» **EXERCISE**:
Omit all pictures, then retype exactly the lines from the one that contains "Extract the structured" through the end of the listing.

--------------------

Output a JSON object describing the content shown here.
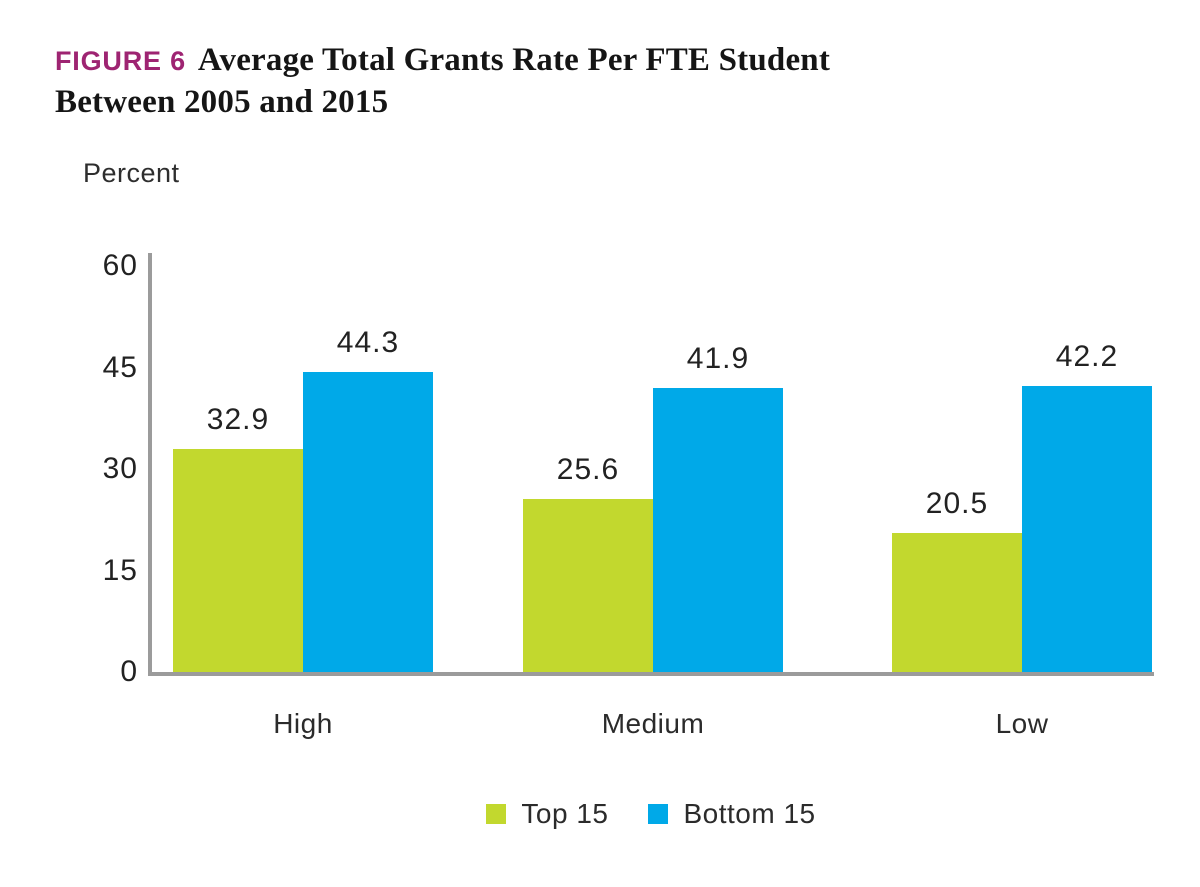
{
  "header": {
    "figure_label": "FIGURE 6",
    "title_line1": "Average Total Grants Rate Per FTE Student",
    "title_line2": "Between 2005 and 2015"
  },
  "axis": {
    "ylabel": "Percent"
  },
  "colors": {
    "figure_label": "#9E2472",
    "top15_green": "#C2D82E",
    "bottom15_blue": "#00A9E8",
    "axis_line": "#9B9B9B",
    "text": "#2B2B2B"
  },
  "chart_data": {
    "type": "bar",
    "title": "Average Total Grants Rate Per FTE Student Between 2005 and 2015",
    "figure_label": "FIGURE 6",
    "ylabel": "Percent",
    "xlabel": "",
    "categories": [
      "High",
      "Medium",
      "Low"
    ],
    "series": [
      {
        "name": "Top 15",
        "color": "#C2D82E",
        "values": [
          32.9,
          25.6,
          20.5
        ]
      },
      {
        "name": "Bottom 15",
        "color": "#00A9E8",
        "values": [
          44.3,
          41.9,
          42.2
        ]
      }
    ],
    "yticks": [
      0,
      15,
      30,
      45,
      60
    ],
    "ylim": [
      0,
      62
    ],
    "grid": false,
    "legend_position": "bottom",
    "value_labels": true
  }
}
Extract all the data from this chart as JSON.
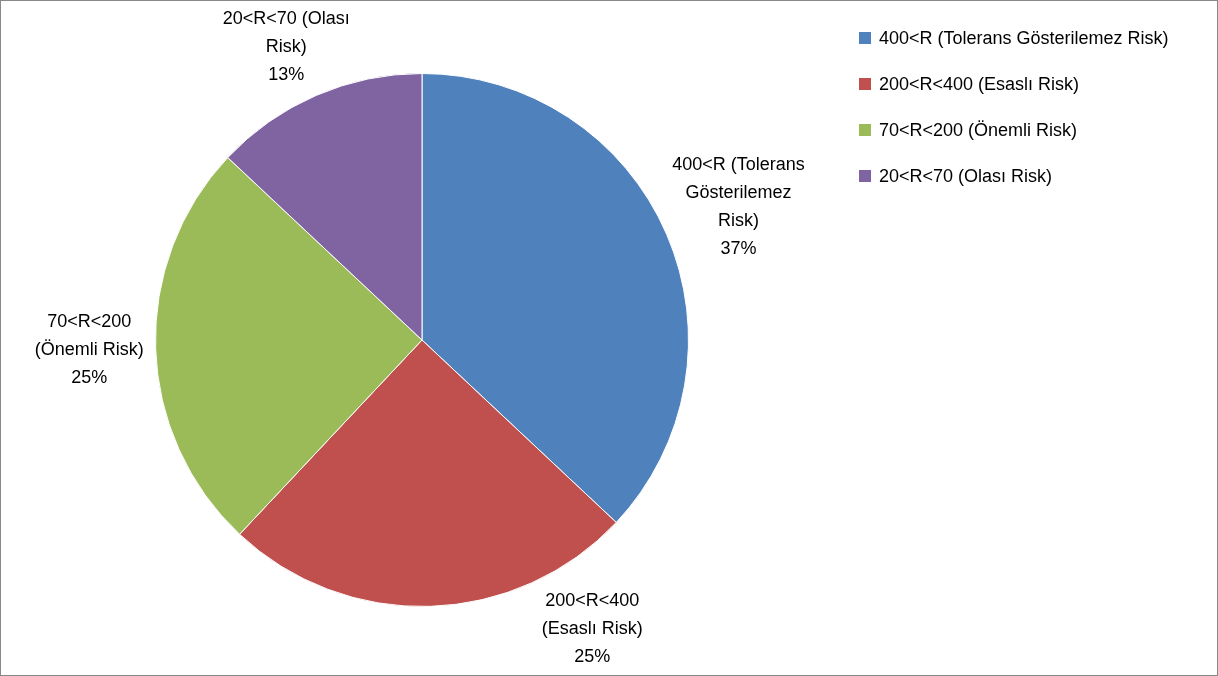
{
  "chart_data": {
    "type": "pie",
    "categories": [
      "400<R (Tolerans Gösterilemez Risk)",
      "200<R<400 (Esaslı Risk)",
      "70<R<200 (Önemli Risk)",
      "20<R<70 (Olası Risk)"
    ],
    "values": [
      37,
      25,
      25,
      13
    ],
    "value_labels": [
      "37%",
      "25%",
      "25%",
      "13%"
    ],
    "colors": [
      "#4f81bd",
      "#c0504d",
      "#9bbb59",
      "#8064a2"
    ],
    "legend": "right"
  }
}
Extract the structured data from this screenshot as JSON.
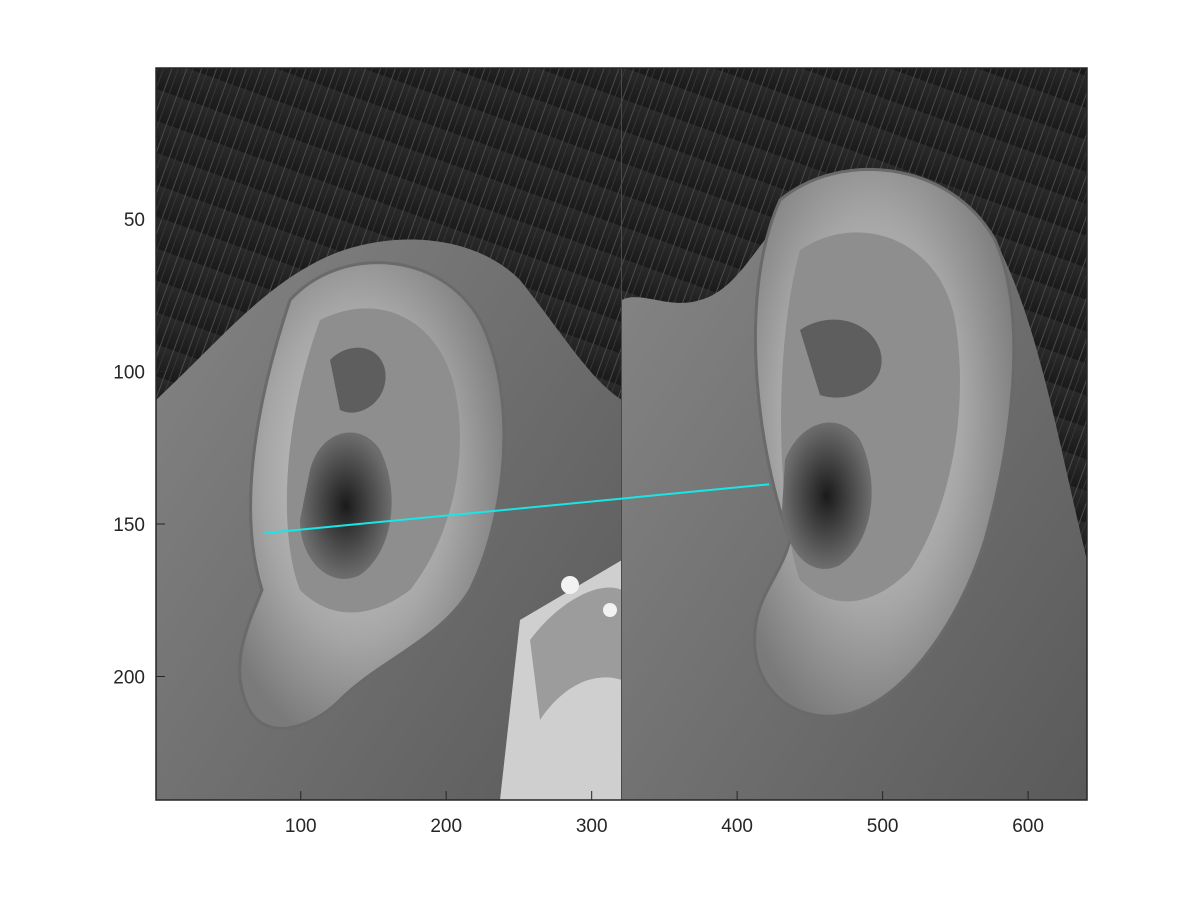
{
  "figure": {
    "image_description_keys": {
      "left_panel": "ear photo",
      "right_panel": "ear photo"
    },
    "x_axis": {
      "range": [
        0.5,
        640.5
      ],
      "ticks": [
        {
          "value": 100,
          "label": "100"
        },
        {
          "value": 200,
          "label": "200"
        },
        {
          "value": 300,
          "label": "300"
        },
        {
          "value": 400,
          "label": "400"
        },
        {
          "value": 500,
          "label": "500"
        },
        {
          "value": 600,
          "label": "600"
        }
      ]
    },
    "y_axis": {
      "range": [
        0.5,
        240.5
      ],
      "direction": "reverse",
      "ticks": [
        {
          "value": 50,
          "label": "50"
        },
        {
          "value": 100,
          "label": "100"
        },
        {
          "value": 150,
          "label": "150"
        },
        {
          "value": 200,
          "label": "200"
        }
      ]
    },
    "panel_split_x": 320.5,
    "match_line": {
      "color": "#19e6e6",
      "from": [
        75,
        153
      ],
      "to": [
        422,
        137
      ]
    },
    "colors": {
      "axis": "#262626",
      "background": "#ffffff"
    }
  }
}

--------------------

» **CORRECT ANSWER**:
Extract the structured data from this screenshot as JSON.
{
  "figure": {
    "image_description_keys": {
      "left_panel": "ear photo",
      "right_panel": "ear photo"
    },
    "x_axis": {
      "range": [
        0.5,
        640.5
      ],
      "ticks": [
        {
          "value": 100,
          "label": "100"
        },
        {
          "value": 200,
          "label": "200"
        },
        {
          "value": 300,
          "label": "300"
        },
        {
          "value": 400,
          "label": "400"
        },
        {
          "value": 500,
          "label": "500"
        },
        {
          "value": 600,
          "label": "600"
        }
      ]
    },
    "y_axis": {
      "range": [
        0.5,
        240.5
      ],
      "direction": "reverse",
      "ticks": [
        {
          "value": 50,
          "label": "50"
        },
        {
          "value": 100,
          "label": "100"
        },
        {
          "value": 150,
          "label": "150"
        },
        {
          "value": 200,
          "label": "200"
        }
      ]
    },
    "panel_split_x": 320.5,
    "match_line": {
      "color": "#19e6e6",
      "from": [
        75,
        153
      ],
      "to": [
        422,
        137
      ]
    },
    "colors": {
      "axis": "#262626",
      "background": "#ffffff"
    }
  }
}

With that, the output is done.